### Problem
The entries below should be transcribed in their entirety, exactly as written.

==============================

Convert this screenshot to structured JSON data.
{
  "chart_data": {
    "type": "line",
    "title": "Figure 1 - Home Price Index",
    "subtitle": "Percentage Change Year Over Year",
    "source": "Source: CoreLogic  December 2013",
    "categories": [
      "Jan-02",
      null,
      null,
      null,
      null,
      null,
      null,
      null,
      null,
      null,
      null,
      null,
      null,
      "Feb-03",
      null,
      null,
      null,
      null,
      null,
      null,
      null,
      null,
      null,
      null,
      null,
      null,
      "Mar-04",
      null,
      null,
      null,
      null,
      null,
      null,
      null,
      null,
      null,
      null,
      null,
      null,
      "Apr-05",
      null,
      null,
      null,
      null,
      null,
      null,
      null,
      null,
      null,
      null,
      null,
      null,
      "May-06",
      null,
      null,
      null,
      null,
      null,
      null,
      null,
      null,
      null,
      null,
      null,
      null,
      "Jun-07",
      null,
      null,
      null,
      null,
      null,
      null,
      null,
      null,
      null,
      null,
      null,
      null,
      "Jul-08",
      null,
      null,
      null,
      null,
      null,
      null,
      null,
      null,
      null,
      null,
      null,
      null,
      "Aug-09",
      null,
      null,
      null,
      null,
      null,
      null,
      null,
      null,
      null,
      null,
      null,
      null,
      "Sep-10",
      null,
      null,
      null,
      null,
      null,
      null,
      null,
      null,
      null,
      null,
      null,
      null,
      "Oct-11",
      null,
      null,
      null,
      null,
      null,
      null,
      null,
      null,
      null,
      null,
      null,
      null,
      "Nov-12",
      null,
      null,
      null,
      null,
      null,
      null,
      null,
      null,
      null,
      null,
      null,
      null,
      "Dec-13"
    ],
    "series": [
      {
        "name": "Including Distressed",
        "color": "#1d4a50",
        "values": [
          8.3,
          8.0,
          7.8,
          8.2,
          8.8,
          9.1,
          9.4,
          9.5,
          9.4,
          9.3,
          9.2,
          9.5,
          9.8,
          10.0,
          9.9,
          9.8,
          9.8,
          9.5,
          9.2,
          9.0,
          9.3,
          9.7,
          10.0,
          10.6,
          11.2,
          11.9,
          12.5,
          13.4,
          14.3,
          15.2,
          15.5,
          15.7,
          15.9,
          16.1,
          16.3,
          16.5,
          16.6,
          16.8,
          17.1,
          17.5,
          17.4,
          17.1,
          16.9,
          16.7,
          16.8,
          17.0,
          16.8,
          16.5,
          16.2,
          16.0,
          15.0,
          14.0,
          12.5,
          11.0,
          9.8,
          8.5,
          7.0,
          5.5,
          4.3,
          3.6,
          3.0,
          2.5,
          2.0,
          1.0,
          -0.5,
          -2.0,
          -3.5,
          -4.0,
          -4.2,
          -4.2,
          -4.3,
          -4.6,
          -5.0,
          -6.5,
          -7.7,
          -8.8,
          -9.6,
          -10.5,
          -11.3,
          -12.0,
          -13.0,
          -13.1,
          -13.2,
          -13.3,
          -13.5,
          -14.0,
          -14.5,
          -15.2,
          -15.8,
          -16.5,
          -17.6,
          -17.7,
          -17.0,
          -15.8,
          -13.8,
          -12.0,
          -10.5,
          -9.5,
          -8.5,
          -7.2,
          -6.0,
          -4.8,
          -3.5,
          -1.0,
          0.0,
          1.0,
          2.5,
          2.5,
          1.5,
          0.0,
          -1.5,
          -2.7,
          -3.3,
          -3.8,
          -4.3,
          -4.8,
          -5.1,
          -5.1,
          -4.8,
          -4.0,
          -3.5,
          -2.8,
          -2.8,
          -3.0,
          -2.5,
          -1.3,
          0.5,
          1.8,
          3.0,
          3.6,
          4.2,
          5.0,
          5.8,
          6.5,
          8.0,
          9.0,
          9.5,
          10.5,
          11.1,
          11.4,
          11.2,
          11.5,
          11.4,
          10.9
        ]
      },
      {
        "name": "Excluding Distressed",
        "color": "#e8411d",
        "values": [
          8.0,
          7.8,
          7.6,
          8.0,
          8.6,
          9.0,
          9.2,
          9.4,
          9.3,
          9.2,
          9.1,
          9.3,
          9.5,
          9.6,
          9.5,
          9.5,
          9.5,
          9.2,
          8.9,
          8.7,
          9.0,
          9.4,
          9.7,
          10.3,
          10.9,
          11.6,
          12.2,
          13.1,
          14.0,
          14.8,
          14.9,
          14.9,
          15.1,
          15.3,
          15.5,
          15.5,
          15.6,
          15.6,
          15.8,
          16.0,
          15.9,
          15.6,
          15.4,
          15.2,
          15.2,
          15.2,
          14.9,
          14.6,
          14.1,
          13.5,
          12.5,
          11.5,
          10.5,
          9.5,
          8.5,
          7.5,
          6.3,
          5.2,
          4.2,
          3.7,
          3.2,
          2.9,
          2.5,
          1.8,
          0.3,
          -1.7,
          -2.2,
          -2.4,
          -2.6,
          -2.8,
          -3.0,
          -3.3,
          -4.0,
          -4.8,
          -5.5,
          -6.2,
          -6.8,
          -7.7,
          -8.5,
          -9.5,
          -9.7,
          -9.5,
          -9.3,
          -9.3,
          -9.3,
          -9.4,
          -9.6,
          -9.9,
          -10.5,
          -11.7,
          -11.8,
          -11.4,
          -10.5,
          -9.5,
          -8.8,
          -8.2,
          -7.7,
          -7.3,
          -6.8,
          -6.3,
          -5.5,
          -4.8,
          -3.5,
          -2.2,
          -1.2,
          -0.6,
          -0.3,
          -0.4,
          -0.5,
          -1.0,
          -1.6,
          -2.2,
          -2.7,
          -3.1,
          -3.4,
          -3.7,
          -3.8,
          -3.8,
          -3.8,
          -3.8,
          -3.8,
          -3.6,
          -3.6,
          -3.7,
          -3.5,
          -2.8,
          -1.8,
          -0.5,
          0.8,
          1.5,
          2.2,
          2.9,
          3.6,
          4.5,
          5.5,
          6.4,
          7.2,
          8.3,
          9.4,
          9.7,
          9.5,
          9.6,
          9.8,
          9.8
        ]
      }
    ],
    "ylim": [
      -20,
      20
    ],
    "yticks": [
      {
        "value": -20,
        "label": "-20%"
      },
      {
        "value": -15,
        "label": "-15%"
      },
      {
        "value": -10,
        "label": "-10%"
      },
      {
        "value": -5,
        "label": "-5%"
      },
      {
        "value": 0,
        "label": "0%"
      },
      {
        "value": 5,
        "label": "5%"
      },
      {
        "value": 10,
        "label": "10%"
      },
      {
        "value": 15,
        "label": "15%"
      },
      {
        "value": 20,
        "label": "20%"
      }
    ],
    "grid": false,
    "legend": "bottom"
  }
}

==============================

### Answer for this exercise
Convert this screenshot to structured JSON data.
{
  "chart_data": {
    "type": "line",
    "title": "Figure 1 - Home Price Index",
    "subtitle": "Percentage Change Year Over Year",
    "source": "Source: CoreLogic  December 2013",
    "categories": [
      "Jan-02",
      null,
      null,
      null,
      null,
      null,
      null,
      null,
      null,
      null,
      null,
      null,
      null,
      "Feb-03",
      null,
      null,
      null,
      null,
      null,
      null,
      null,
      null,
      null,
      null,
      null,
      null,
      "Mar-04",
      null,
      null,
      null,
      null,
      null,
      null,
      null,
      null,
      null,
      null,
      null,
      null,
      "Apr-05",
      null,
      null,
      null,
      null,
      null,
      null,
      null,
      null,
      null,
      null,
      null,
      null,
      "May-06",
      null,
      null,
      null,
      null,
      null,
      null,
      null,
      null,
      null,
      null,
      null,
      null,
      "Jun-07",
      null,
      null,
      null,
      null,
      null,
      null,
      null,
      null,
      null,
      null,
      null,
      null,
      "Jul-08",
      null,
      null,
      null,
      null,
      null,
      null,
      null,
      null,
      null,
      null,
      null,
      null,
      "Aug-09",
      null,
      null,
      null,
      null,
      null,
      null,
      null,
      null,
      null,
      null,
      null,
      null,
      "Sep-10",
      null,
      null,
      null,
      null,
      null,
      null,
      null,
      null,
      null,
      null,
      null,
      null,
      "Oct-11",
      null,
      null,
      null,
      null,
      null,
      null,
      null,
      null,
      null,
      null,
      null,
      null,
      "Nov-12",
      null,
      null,
      null,
      null,
      null,
      null,
      null,
      null,
      null,
      null,
      null,
      null,
      "Dec-13"
    ],
    "series": [
      {
        "name": "Including Distressed",
        "color": "#1d4a50",
        "values": [
          8.3,
          8.0,
          7.8,
          8.2,
          8.8,
          9.1,
          9.4,
          9.5,
          9.4,
          9.3,
          9.2,
          9.5,
          9.8,
          10.0,
          9.9,
          9.8,
          9.8,
          9.5,
          9.2,
          9.0,
          9.3,
          9.7,
          10.0,
          10.6,
          11.2,
          11.9,
          12.5,
          13.4,
          14.3,
          15.2,
          15.5,
          15.7,
          15.9,
          16.1,
          16.3,
          16.5,
          16.6,
          16.8,
          17.1,
          17.5,
          17.4,
          17.1,
          16.9,
          16.7,
          16.8,
          17.0,
          16.8,
          16.5,
          16.2,
          16.0,
          15.0,
          14.0,
          12.5,
          11.0,
          9.8,
          8.5,
          7.0,
          5.5,
          4.3,
          3.6,
          3.0,
          2.5,
          2.0,
          1.0,
          -0.5,
          -2.0,
          -3.5,
          -4.0,
          -4.2,
          -4.2,
          -4.3,
          -4.6,
          -5.0,
          -6.5,
          -7.7,
          -8.8,
          -9.6,
          -10.5,
          -11.3,
          -12.0,
          -13.0,
          -13.1,
          -13.2,
          -13.3,
          -13.5,
          -14.0,
          -14.5,
          -15.2,
          -15.8,
          -16.5,
          -17.6,
          -17.7,
          -17.0,
          -15.8,
          -13.8,
          -12.0,
          -10.5,
          -9.5,
          -8.5,
          -7.2,
          -6.0,
          -4.8,
          -3.5,
          -1.0,
          0.0,
          1.0,
          2.5,
          2.5,
          1.5,
          0.0,
          -1.5,
          -2.7,
          -3.3,
          -3.8,
          -4.3,
          -4.8,
          -5.1,
          -5.1,
          -4.8,
          -4.0,
          -3.5,
          -2.8,
          -2.8,
          -3.0,
          -2.5,
          -1.3,
          0.5,
          1.8,
          3.0,
          3.6,
          4.2,
          5.0,
          5.8,
          6.5,
          8.0,
          9.0,
          9.5,
          10.5,
          11.1,
          11.4,
          11.2,
          11.5,
          11.4,
          10.9
        ]
      },
      {
        "name": "Excluding Distressed",
        "color": "#e8411d",
        "values": [
          8.0,
          7.8,
          7.6,
          8.0,
          8.6,
          9.0,
          9.2,
          9.4,
          9.3,
          9.2,
          9.1,
          9.3,
          9.5,
          9.6,
          9.5,
          9.5,
          9.5,
          9.2,
          8.9,
          8.7,
          9.0,
          9.4,
          9.7,
          10.3,
          10.9,
          11.6,
          12.2,
          13.1,
          14.0,
          14.8,
          14.9,
          14.9,
          15.1,
          15.3,
          15.5,
          15.5,
          15.6,
          15.6,
          15.8,
          16.0,
          15.9,
          15.6,
          15.4,
          15.2,
          15.2,
          15.2,
          14.9,
          14.6,
          14.1,
          13.5,
          12.5,
          11.5,
          10.5,
          9.5,
          8.5,
          7.5,
          6.3,
          5.2,
          4.2,
          3.7,
          3.2,
          2.9,
          2.5,
          1.8,
          0.3,
          -1.7,
          -2.2,
          -2.4,
          -2.6,
          -2.8,
          -3.0,
          -3.3,
          -4.0,
          -4.8,
          -5.5,
          -6.2,
          -6.8,
          -7.7,
          -8.5,
          -9.5,
          -9.7,
          -9.5,
          -9.3,
          -9.3,
          -9.3,
          -9.4,
          -9.6,
          -9.9,
          -10.5,
          -11.7,
          -11.8,
          -11.4,
          -10.5,
          -9.5,
          -8.8,
          -8.2,
          -7.7,
          -7.3,
          -6.8,
          -6.3,
          -5.5,
          -4.8,
          -3.5,
          -2.2,
          -1.2,
          -0.6,
          -0.3,
          -0.4,
          -0.5,
          -1.0,
          -1.6,
          -2.2,
          -2.7,
          -3.1,
          -3.4,
          -3.7,
          -3.8,
          -3.8,
          -3.8,
          -3.8,
          -3.8,
          -3.6,
          -3.6,
          -3.7,
          -3.5,
          -2.8,
          -1.8,
          -0.5,
          0.8,
          1.5,
          2.2,
          2.9,
          3.6,
          4.5,
          5.5,
          6.4,
          7.2,
          8.3,
          9.4,
          9.7,
          9.5,
          9.6,
          9.8,
          9.8
        ]
      }
    ],
    "ylim": [
      -20,
      20
    ],
    "yticks": [
      {
        "value": -20,
        "label": "-20%"
      },
      {
        "value": -15,
        "label": "-15%"
      },
      {
        "value": -10,
        "label": "-10%"
      },
      {
        "value": -5,
        "label": "-5%"
      },
      {
        "value": 0,
        "label": "0%"
      },
      {
        "value": 5,
        "label": "5%"
      },
      {
        "value": 10,
        "label": "10%"
      },
      {
        "value": 15,
        "label": "15%"
      },
      {
        "value": 20,
        "label": "20%"
      }
    ],
    "grid": false,
    "legend": "bottom"
  }
}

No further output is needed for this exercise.